What to work on: Print out each record below, unaltered and complete, without its images.

### Exercise input

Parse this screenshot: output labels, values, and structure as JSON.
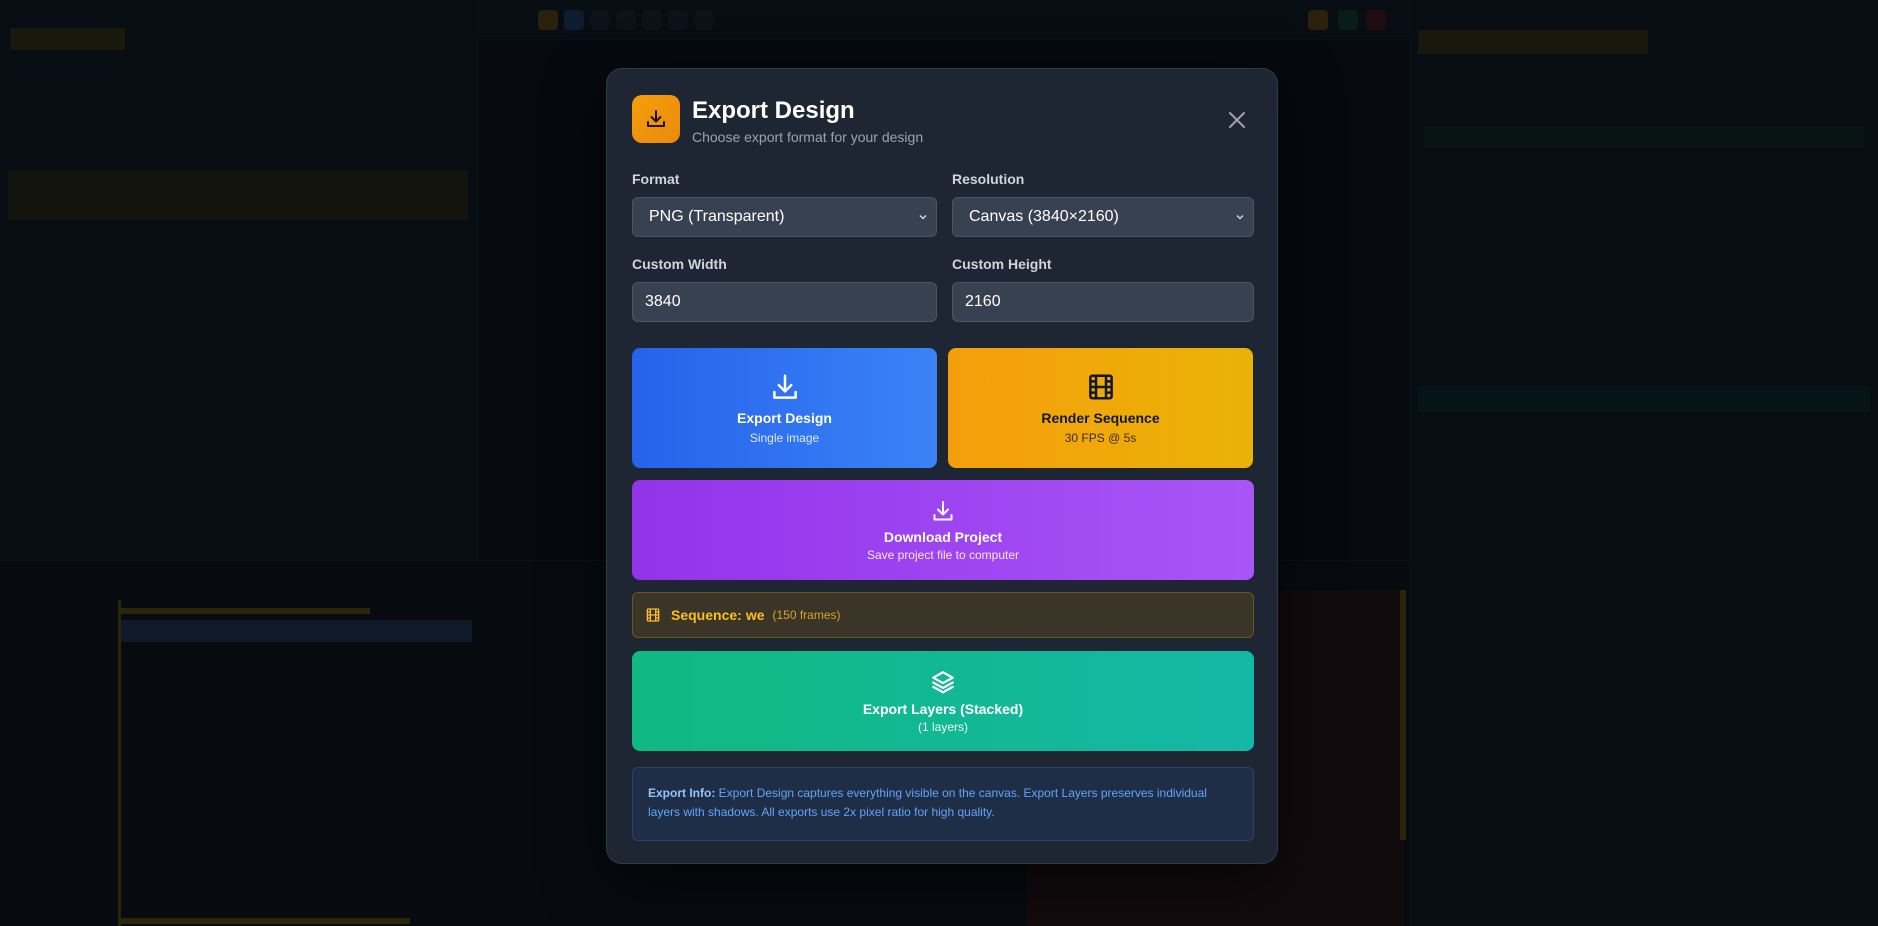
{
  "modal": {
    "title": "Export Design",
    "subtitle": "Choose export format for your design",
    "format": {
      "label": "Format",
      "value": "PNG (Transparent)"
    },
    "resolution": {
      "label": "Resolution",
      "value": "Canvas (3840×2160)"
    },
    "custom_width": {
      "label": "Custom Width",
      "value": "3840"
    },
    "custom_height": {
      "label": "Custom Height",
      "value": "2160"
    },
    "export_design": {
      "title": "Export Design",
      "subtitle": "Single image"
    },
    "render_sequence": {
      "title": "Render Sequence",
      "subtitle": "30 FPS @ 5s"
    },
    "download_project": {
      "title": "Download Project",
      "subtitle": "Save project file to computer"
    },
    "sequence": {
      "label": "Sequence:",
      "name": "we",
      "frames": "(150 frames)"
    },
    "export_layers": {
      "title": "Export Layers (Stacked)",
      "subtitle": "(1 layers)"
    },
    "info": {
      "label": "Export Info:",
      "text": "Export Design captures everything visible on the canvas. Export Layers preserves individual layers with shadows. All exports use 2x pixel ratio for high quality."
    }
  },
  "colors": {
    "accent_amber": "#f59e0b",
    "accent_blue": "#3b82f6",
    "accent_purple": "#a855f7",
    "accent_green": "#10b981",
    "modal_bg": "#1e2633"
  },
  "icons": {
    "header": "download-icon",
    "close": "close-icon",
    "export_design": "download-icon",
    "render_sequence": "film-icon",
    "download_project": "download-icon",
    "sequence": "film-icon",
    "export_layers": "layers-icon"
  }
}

######

Result of the exercise:
Parse this screenshot: output labels, values, and structure as JSON.
{
  "modal": {
    "title": "Export Design",
    "subtitle": "Choose export format for your design",
    "format": {
      "label": "Format",
      "value": "PNG (Transparent)"
    },
    "resolution": {
      "label": "Resolution",
      "value": "Canvas (3840×2160)"
    },
    "custom_width": {
      "label": "Custom Width",
      "value": "3840"
    },
    "custom_height": {
      "label": "Custom Height",
      "value": "2160"
    },
    "export_design": {
      "title": "Export Design",
      "subtitle": "Single image"
    },
    "render_sequence": {
      "title": "Render Sequence",
      "subtitle": "30 FPS @ 5s"
    },
    "download_project": {
      "title": "Download Project",
      "subtitle": "Save project file to computer"
    },
    "sequence": {
      "label": "Sequence:",
      "name": "we",
      "frames": "(150 frames)"
    },
    "export_layers": {
      "title": "Export Layers (Stacked)",
      "subtitle": "(1 layers)"
    },
    "info": {
      "label": "Export Info:",
      "text": "Export Design captures everything visible on the canvas. Export Layers preserves individual layers with shadows. All exports use 2x pixel ratio for high quality."
    }
  },
  "colors": {
    "accent_amber": "#f59e0b",
    "accent_blue": "#3b82f6",
    "accent_purple": "#a855f7",
    "accent_green": "#10b981",
    "modal_bg": "#1e2633"
  },
  "icons": {
    "header": "download-icon",
    "close": "close-icon",
    "export_design": "download-icon",
    "render_sequence": "film-icon",
    "download_project": "download-icon",
    "sequence": "film-icon",
    "export_layers": "layers-icon"
  }
}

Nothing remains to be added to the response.